#### Task prompt
Please render every line of the records below as a numbered list, leaving out any blank lines.

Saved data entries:
+++++

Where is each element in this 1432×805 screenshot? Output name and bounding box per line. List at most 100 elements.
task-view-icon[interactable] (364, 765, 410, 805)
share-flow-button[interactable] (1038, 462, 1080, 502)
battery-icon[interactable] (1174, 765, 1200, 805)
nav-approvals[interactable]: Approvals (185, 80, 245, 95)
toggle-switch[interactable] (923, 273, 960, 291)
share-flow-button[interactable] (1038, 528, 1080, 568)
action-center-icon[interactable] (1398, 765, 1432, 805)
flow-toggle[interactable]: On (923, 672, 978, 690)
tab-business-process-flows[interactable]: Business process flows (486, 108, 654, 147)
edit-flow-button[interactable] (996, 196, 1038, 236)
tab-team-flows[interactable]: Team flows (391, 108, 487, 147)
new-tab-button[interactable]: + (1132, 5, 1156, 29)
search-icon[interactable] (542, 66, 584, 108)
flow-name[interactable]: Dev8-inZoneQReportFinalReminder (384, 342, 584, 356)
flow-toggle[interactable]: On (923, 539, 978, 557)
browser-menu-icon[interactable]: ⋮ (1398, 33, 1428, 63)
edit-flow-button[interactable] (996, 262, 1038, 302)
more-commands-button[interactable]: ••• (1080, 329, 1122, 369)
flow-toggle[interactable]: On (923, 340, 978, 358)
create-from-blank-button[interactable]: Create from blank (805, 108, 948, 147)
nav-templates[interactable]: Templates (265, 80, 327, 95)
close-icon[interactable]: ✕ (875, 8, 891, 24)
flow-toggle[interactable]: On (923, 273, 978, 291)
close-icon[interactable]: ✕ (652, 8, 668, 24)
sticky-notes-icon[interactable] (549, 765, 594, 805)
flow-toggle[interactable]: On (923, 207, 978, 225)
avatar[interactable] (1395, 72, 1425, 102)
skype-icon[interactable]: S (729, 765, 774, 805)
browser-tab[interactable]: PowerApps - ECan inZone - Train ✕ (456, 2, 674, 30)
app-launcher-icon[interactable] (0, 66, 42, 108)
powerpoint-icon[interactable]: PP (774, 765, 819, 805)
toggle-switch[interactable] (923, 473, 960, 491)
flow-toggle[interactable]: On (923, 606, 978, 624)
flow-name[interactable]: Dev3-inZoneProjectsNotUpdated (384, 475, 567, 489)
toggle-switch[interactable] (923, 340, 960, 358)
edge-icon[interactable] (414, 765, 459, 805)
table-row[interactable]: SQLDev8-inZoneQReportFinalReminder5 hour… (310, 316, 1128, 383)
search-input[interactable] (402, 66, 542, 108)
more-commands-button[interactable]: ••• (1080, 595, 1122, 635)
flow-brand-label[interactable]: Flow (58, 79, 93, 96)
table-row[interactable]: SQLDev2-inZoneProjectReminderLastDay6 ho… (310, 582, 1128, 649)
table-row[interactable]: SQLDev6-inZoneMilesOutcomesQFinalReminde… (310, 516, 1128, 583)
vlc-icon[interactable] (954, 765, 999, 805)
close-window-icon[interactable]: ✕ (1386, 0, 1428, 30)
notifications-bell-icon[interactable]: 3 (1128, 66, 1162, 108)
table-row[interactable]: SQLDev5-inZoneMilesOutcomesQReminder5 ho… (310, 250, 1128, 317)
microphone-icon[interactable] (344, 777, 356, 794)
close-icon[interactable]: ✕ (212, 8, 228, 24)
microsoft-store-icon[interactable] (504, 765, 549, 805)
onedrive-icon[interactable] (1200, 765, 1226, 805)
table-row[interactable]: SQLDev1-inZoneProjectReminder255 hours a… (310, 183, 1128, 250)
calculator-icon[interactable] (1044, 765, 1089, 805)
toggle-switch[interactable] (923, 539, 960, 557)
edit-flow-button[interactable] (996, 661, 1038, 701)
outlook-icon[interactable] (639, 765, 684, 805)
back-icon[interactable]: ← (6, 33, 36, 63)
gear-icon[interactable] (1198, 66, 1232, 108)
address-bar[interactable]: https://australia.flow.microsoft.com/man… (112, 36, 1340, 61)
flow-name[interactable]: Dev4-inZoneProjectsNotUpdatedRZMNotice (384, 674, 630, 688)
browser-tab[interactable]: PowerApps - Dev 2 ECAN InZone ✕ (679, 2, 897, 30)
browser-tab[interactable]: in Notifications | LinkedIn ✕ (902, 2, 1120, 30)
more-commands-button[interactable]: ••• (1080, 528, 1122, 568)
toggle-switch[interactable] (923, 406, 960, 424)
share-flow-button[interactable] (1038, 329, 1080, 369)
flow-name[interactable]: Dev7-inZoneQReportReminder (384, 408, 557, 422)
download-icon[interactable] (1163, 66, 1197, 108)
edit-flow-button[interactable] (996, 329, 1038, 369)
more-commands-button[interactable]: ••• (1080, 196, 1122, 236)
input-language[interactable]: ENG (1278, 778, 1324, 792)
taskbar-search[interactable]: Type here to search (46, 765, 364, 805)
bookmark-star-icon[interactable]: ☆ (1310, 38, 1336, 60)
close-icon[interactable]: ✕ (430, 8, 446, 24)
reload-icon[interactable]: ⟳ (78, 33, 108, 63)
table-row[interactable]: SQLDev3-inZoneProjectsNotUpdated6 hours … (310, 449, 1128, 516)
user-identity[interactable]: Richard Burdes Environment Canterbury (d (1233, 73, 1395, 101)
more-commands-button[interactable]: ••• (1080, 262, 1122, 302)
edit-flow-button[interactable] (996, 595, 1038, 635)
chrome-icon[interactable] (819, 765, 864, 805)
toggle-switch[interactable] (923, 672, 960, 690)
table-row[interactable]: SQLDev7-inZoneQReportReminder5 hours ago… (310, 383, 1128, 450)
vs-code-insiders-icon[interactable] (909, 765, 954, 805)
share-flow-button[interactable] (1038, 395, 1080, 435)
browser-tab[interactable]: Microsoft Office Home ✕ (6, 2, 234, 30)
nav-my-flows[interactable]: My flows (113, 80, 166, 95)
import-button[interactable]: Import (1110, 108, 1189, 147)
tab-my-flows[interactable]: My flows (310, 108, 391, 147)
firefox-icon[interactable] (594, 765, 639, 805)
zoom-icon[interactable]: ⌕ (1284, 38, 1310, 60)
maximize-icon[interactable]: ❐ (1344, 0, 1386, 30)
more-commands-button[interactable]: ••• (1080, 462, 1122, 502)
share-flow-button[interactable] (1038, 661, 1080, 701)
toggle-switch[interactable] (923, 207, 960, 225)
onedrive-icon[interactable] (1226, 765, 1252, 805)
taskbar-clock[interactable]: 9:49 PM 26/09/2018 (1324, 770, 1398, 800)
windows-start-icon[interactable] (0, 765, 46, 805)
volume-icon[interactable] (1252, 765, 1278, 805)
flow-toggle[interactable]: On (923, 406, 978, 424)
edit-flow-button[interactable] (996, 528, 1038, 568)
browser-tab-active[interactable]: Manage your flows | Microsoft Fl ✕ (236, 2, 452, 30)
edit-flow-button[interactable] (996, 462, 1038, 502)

+++++

#### Answer
1. Where is each element in this 1432×805 screenshot? Output name and bounding box per line. List at most 100 elements.
2. task-view-icon[interactable] (364, 765, 410, 805)
3. share-flow-button[interactable] (1038, 462, 1080, 502)
4. battery-icon[interactable] (1174, 765, 1200, 805)
5. nav-approvals[interactable]: Approvals (185, 80, 245, 95)
6. toggle-switch[interactable] (923, 273, 960, 291)
7. share-flow-button[interactable] (1038, 528, 1080, 568)
8. action-center-icon[interactable] (1398, 765, 1432, 805)
9. flow-toggle[interactable]: On (923, 672, 978, 690)
10. tab-business-process-flows[interactable]: Business process flows (486, 108, 654, 147)
11. edit-flow-button[interactable] (996, 196, 1038, 236)
12. tab-team-flows[interactable]: Team flows (391, 108, 487, 147)
13. new-tab-button[interactable]: + (1132, 5, 1156, 29)
14. search-icon[interactable] (542, 66, 584, 108)
15. flow-name[interactable]: Dev8-inZoneQReportFinalReminder (384, 342, 584, 356)
16. flow-toggle[interactable]: On (923, 539, 978, 557)
17. browser-menu-icon[interactable]: ⋮ (1398, 33, 1428, 63)
18. edit-flow-button[interactable] (996, 262, 1038, 302)
19. more-commands-button[interactable]: ••• (1080, 329, 1122, 369)
20. flow-toggle[interactable]: On (923, 340, 978, 358)
21. create-from-blank-button[interactable]: Create from blank (805, 108, 948, 147)
22. nav-templates[interactable]: Templates (265, 80, 327, 95)
23. close-icon[interactable]: ✕ (875, 8, 891, 24)
24. flow-toggle[interactable]: On (923, 273, 978, 291)
25. close-icon[interactable]: ✕ (652, 8, 668, 24)
26. sticky-notes-icon[interactable] (549, 765, 594, 805)
27. flow-toggle[interactable]: On (923, 207, 978, 225)
28. avatar[interactable] (1395, 72, 1425, 102)
29. skype-icon[interactable]: S (729, 765, 774, 805)
30. browser-tab[interactable]: PowerApps - ECan inZone - Train ✕ (456, 2, 674, 30)
31. app-launcher-icon[interactable] (0, 66, 42, 108)
32. powerpoint-icon[interactable]: PP (774, 765, 819, 805)
33. toggle-switch[interactable] (923, 473, 960, 491)
34. flow-toggle[interactable]: On (923, 606, 978, 624)
35. flow-name[interactable]: Dev3-inZoneProjectsNotUpdated (384, 475, 567, 489)
36. toggle-switch[interactable] (923, 340, 960, 358)
37. edge-icon[interactable] (414, 765, 459, 805)
38. table-row[interactable]: SQLDev8-inZoneQReportFinalReminder5 hour… (310, 316, 1128, 383)
39. search-input[interactable] (402, 66, 542, 108)
40. more-commands-button[interactable]: ••• (1080, 595, 1122, 635)
41. flow-brand-label[interactable]: Flow (58, 79, 93, 96)
42. table-row[interactable]: SQLDev2-inZoneProjectReminderLastDay6 ho… (310, 582, 1128, 649)
43. table-row[interactable]: SQLDev6-inZoneMilesOutcomesQFinalReminde… (310, 516, 1128, 583)
44. vlc-icon[interactable] (954, 765, 999, 805)
45. close-window-icon[interactable]: ✕ (1386, 0, 1428, 30)
46. notifications-bell-icon[interactable]: 3 (1128, 66, 1162, 108)
47. table-row[interactable]: SQLDev5-inZoneMilesOutcomesQReminder5 ho… (310, 250, 1128, 317)
48. microphone-icon[interactable] (344, 777, 356, 794)
49. close-icon[interactable]: ✕ (212, 8, 228, 24)
50. microsoft-store-icon[interactable] (504, 765, 549, 805)
51. onedrive-icon[interactable] (1200, 765, 1226, 805)
52. table-row[interactable]: SQLDev1-inZoneProjectReminder255 hours a… (310, 183, 1128, 250)
53. calculator-icon[interactable] (1044, 765, 1089, 805)
54. toggle-switch[interactable] (923, 539, 960, 557)
55. edit-flow-button[interactable] (996, 661, 1038, 701)
56. outlook-icon[interactable] (639, 765, 684, 805)
57. back-icon[interactable]: ← (6, 33, 36, 63)
58. gear-icon[interactable] (1198, 66, 1232, 108)
59. address-bar[interactable]: https://australia.flow.microsoft.com/man… (112, 36, 1340, 61)
60. flow-name[interactable]: Dev4-inZoneProjectsNotUpdatedRZMNotice (384, 674, 630, 688)
61. browser-tab[interactable]: PowerApps - Dev 2 ECAN InZone ✕ (679, 2, 897, 30)
62. browser-tab[interactable]: in Notifications | LinkedIn ✕ (902, 2, 1120, 30)
63. more-commands-button[interactable]: ••• (1080, 528, 1122, 568)
64. toggle-switch[interactable] (923, 406, 960, 424)
65. share-flow-button[interactable] (1038, 329, 1080, 369)
66. flow-name[interactable]: Dev7-inZoneQReportReminder (384, 408, 557, 422)
67. download-icon[interactable] (1163, 66, 1197, 108)
68. edit-flow-button[interactable] (996, 329, 1038, 369)
69. more-commands-button[interactable]: ••• (1080, 196, 1122, 236)
70. input-language[interactable]: ENG (1278, 778, 1324, 792)
71. taskbar-search[interactable]: Type here to search (46, 765, 364, 805)
72. bookmark-star-icon[interactable]: ☆ (1310, 38, 1336, 60)
73. close-icon[interactable]: ✕ (430, 8, 446, 24)
74. reload-icon[interactable]: ⟳ (78, 33, 108, 63)
75. table-row[interactable]: SQLDev3-inZoneProjectsNotUpdated6 hours … (310, 449, 1128, 516)
76. user-identity[interactable]: Richard Burdes Environment Canterbury (d (1233, 73, 1395, 101)
77. more-commands-button[interactable]: ••• (1080, 262, 1122, 302)
78. edit-flow-button[interactable] (996, 595, 1038, 635)
79. chrome-icon[interactable] (819, 765, 864, 805)
80. toggle-switch[interactable] (923, 672, 960, 690)
81. table-row[interactable]: SQLDev7-inZoneQReportReminder5 hours ago… (310, 383, 1128, 450)
82. vs-code-insiders-icon[interactable] (909, 765, 954, 805)
83. share-flow-button[interactable] (1038, 395, 1080, 435)
84. browser-tab[interactable]: Microsoft Office Home ✕ (6, 2, 234, 30)
85. nav-my-flows[interactable]: My flows (113, 80, 166, 95)
86. import-button[interactable]: Import (1110, 108, 1189, 147)
87. tab-my-flows[interactable]: My flows (310, 108, 391, 147)
88. firefox-icon[interactable] (594, 765, 639, 805)
89. zoom-icon[interactable]: ⌕ (1284, 38, 1310, 60)
90. maximize-icon[interactable]: ❐ (1344, 0, 1386, 30)
91. more-commands-button[interactable]: ••• (1080, 462, 1122, 502)
92. share-flow-button[interactable] (1038, 661, 1080, 701)
93. toggle-switch[interactable] (923, 207, 960, 225)
94. onedrive-icon[interactable] (1226, 765, 1252, 805)
95. taskbar-clock[interactable]: 9:49 PM 26/09/2018 (1324, 770, 1398, 800)
96. windows-start-icon[interactable] (0, 765, 46, 805)
97. volume-icon[interactable] (1252, 765, 1278, 805)
98. flow-toggle[interactable]: On (923, 406, 978, 424)
99. edit-flow-button[interactable] (996, 528, 1038, 568)
100. browser-tab-active[interactable]: Manage your flows | Microsoft Fl ✕ (236, 2, 452, 30)
101. edit-flow-button[interactable] (996, 462, 1038, 502)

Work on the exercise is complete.